## Prompt:
Restate the listing below word for word, omitting any images.

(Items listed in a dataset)
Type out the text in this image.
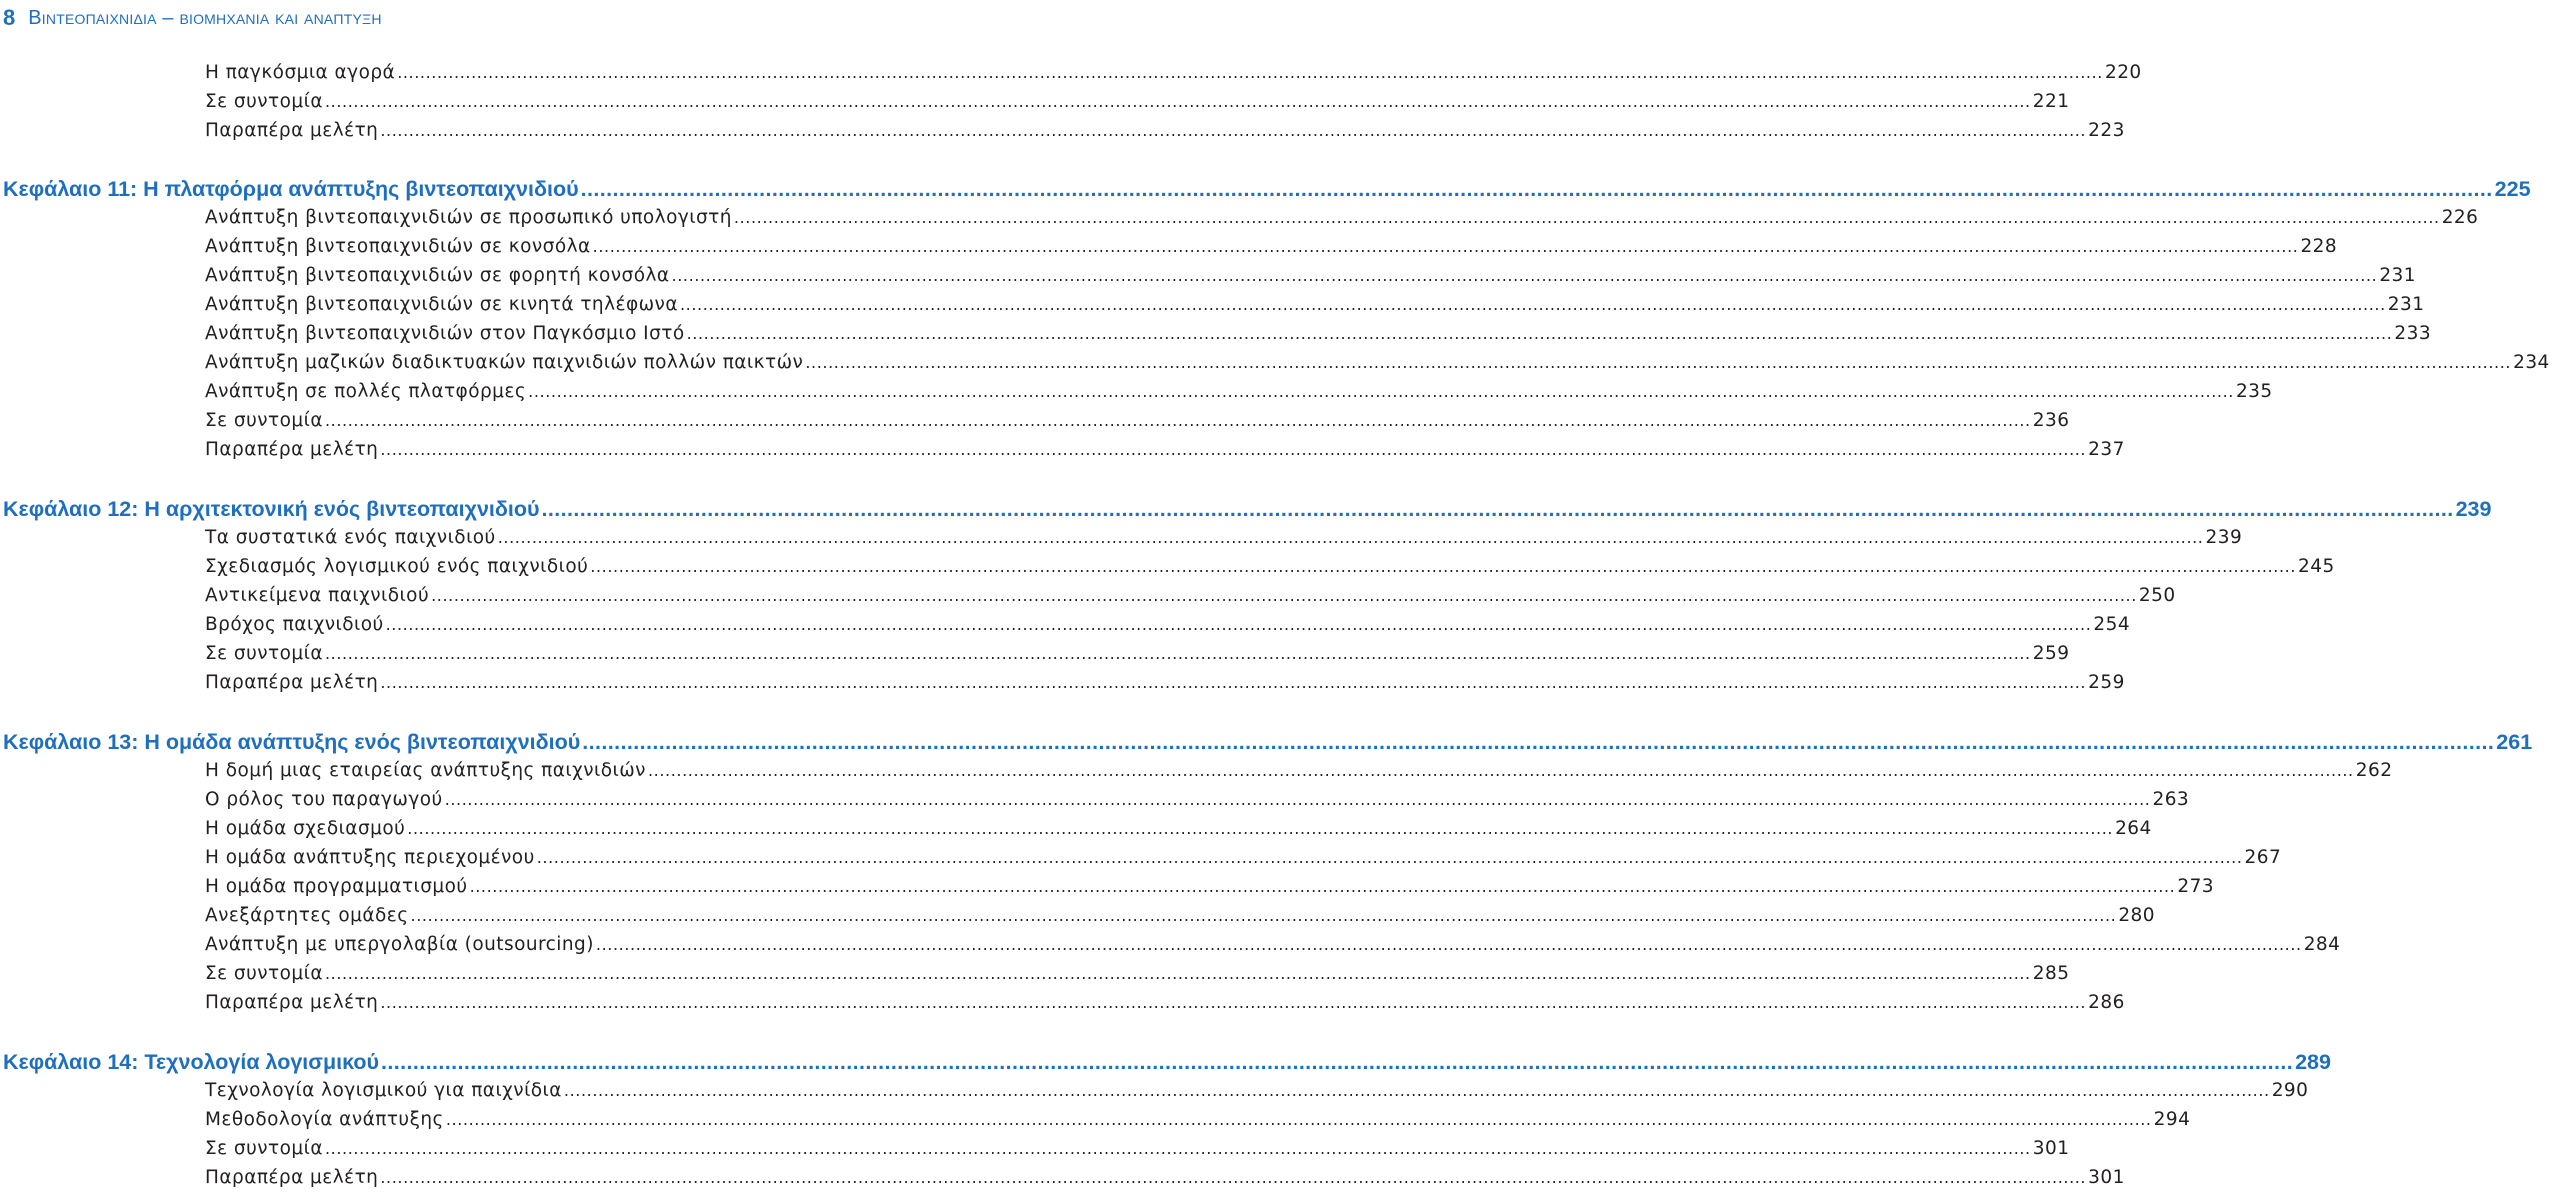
8 Βιντεοπαιχνιδια – βιομηχανια και αναπτυξη
Η παγκόσμια αγορά ............................................................................................................................................................................................................................................................................................................ 220
Σε συντομία ............................................................................................................................................................................................................................................................................................................ 221
Παραπέρα μελέτη ............................................................................................................................................................................................................................................................................................................ 223
Κεφάλαιο 11: Η πλατφόρμα ανάπτυξης βιντεοπαιχνιδιού ............................................................................................................................................................................................................................................................................................................ 225
Ανάπτυξη βιντεοπαιχνιδιών σε προσωπικό υπολογιστή ............................................................................................................................................................................................................................................................................................................ 226
Ανάπτυξη βιντεοπαιχνιδιών σε κονσόλα ............................................................................................................................................................................................................................................................................................................ 228
Ανάπτυξη βιντεοπαιχνιδιών σε φορητή κονσόλα ............................................................................................................................................................................................................................................................................................................ 231
Ανάπτυξη βιντεοπαιχνιδιών σε κινητά τηλέφωνα ............................................................................................................................................................................................................................................................................................................ 231
Ανάπτυξη βιντεοπαιχνιδιών στον Παγκόσμιο Ιστό ............................................................................................................................................................................................................................................................................................................ 233
Ανάπτυξη μαζικών διαδικτυακών παιχνιδιών πολλών παικτών ............................................................................................................................................................................................................................................................................................................ 234
Ανάπτυξη σε πολλές πλατφόρμες ............................................................................................................................................................................................................................................................................................................ 235
Σε συντομία ............................................................................................................................................................................................................................................................................................................ 236
Παραπέρα μελέτη ............................................................................................................................................................................................................................................................................................................ 237
Κεφάλαιο 12: Η αρχιτεκτονική ενός βιντεοπαιχνιδιού ............................................................................................................................................................................................................................................................................................................ 239
Τα συστατικά ενός παιχνιδιού ............................................................................................................................................................................................................................................................................................................ 239
Σχεδιασμός λογισμικού ενός παιχνιδιού ............................................................................................................................................................................................................................................................................................................ 245
Αντικείμενα παιχνιδιού ............................................................................................................................................................................................................................................................................................................ 250
Βρόχος παιχνιδιού ............................................................................................................................................................................................................................................................................................................ 254
Σε συντομία ............................................................................................................................................................................................................................................................................................................ 259
Παραπέρα μελέτη ............................................................................................................................................................................................................................................................................................................ 259
Κεφάλαιο 13: Η ομάδα ανάπτυξης ενός βιντεοπαιχνιδιού ............................................................................................................................................................................................................................................................................................................ 261
Η δομή μιας εταιρείας ανάπτυξης παιχνιδιών ............................................................................................................................................................................................................................................................................................................ 262
Ο ρόλος του παραγωγού ............................................................................................................................................................................................................................................................................................................ 263
Η ομάδα σχεδιασμού ............................................................................................................................................................................................................................................................................................................ 264
Η ομάδα ανάπτυξης περιεχομένου ............................................................................................................................................................................................................................................................................................................ 267
Η ομάδα προγραμματισμού ............................................................................................................................................................................................................................................................................................................ 273
Ανεξάρτητες ομάδες ............................................................................................................................................................................................................................................................................................................ 280
Ανάπτυξη με υπεργολαβία (outsourcing) ............................................................................................................................................................................................................................................................................................................ 284
Σε συντομία ............................................................................................................................................................................................................................................................................................................ 285
Παραπέρα μελέτη ............................................................................................................................................................................................................................................................................................................ 286
Κεφάλαιο 14: Τεχνολογία λογισμικού ............................................................................................................................................................................................................................................................................................................ 289
Τεχνολογία λογισμικού για παιχνίδια ............................................................................................................................................................................................................................................................................................................ 290
Μεθοδολογία ανάπτυξης ............................................................................................................................................................................................................................................................................................................ 294
Σε συντομία ............................................................................................................................................................................................................................................................................................................ 301
Παραπέρα μελέτη ............................................................................................................................................................................................................................................................................................................ 301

## Exercise solution:
Type out the text in this image.
8 Βιντεοπαιχνιδια – βιομηχανια και αναπτυξη
Η παγκόσμια αγορά ............................................................................................................................................................................................................................................................................................................ 220
Σε συντομία ............................................................................................................................................................................................................................................................................................................ 221
Παραπέρα μελέτη ............................................................................................................................................................................................................................................................................................................ 223
Κεφάλαιο 11: Η πλατφόρμα ανάπτυξης βιντεοπαιχνιδιού ............................................................................................................................................................................................................................................................................................................ 225
Ανάπτυξη βιντεοπαιχνιδιών σε προσωπικό υπολογιστή ............................................................................................................................................................................................................................................................................................................ 226
Ανάπτυξη βιντεοπαιχνιδιών σε κονσόλα ............................................................................................................................................................................................................................................................................................................ 228
Ανάπτυξη βιντεοπαιχνιδιών σε φορητή κονσόλα ............................................................................................................................................................................................................................................................................................................ 231
Ανάπτυξη βιντεοπαιχνιδιών σε κινητά τηλέφωνα ............................................................................................................................................................................................................................................................................................................ 231
Ανάπτυξη βιντεοπαιχνιδιών στον Παγκόσμιο Ιστό ............................................................................................................................................................................................................................................................................................................ 233
Ανάπτυξη μαζικών διαδικτυακών παιχνιδιών πολλών παικτών ............................................................................................................................................................................................................................................................................................................ 234
Ανάπτυξη σε πολλές πλατφόρμες ............................................................................................................................................................................................................................................................................................................ 235
Σε συντομία ............................................................................................................................................................................................................................................................................................................ 236
Παραπέρα μελέτη ............................................................................................................................................................................................................................................................................................................ 237
Κεφάλαιο 12: Η αρχιτεκτονική ενός βιντεοπαιχνιδιού ............................................................................................................................................................................................................................................................................................................ 239
Τα συστατικά ενός παιχνιδιού ............................................................................................................................................................................................................................................................................................................ 239
Σχεδιασμός λογισμικού ενός παιχνιδιού ............................................................................................................................................................................................................................................................................................................ 245
Αντικείμενα παιχνιδιού ............................................................................................................................................................................................................................................................................................................ 250
Βρόχος παιχνιδιού ............................................................................................................................................................................................................................................................................................................ 254
Σε συντομία ............................................................................................................................................................................................................................................................................................................ 259
Παραπέρα μελέτη ............................................................................................................................................................................................................................................................................................................ 259
Κεφάλαιο 13: Η ομάδα ανάπτυξης ενός βιντεοπαιχνιδιού ............................................................................................................................................................................................................................................................................................................ 261
Η δομή μιας εταιρείας ανάπτυξης παιχνιδιών ............................................................................................................................................................................................................................................................................................................ 262
Ο ρόλος του παραγωγού ............................................................................................................................................................................................................................................................................................................ 263
Η ομάδα σχεδιασμού ............................................................................................................................................................................................................................................................................................................ 264
Η ομάδα ανάπτυξης περιεχομένου ............................................................................................................................................................................................................................................................................................................ 267
Η ομάδα προγραμματισμού ............................................................................................................................................................................................................................................................................................................ 273
Ανεξάρτητες ομάδες ............................................................................................................................................................................................................................................................................................................ 280
Ανάπτυξη με υπεργολαβία (outsourcing) ............................................................................................................................................................................................................................................................................................................ 284
Σε συντομία ............................................................................................................................................................................................................................................................................................................ 285
Παραπέρα μελέτη ............................................................................................................................................................................................................................................................................................................ 286
Κεφάλαιο 14: Τεχνολογία λογισμικού ............................................................................................................................................................................................................................................................................................................ 289
Τεχνολογία λογισμικού για παιχνίδια ............................................................................................................................................................................................................................................................................................................ 290
Μεθοδολογία ανάπτυξης ............................................................................................................................................................................................................................................................................................................ 294
Σε συντομία ............................................................................................................................................................................................................................................................................................................ 301
Παραπέρα μελέτη ............................................................................................................................................................................................................................................................................................................ 301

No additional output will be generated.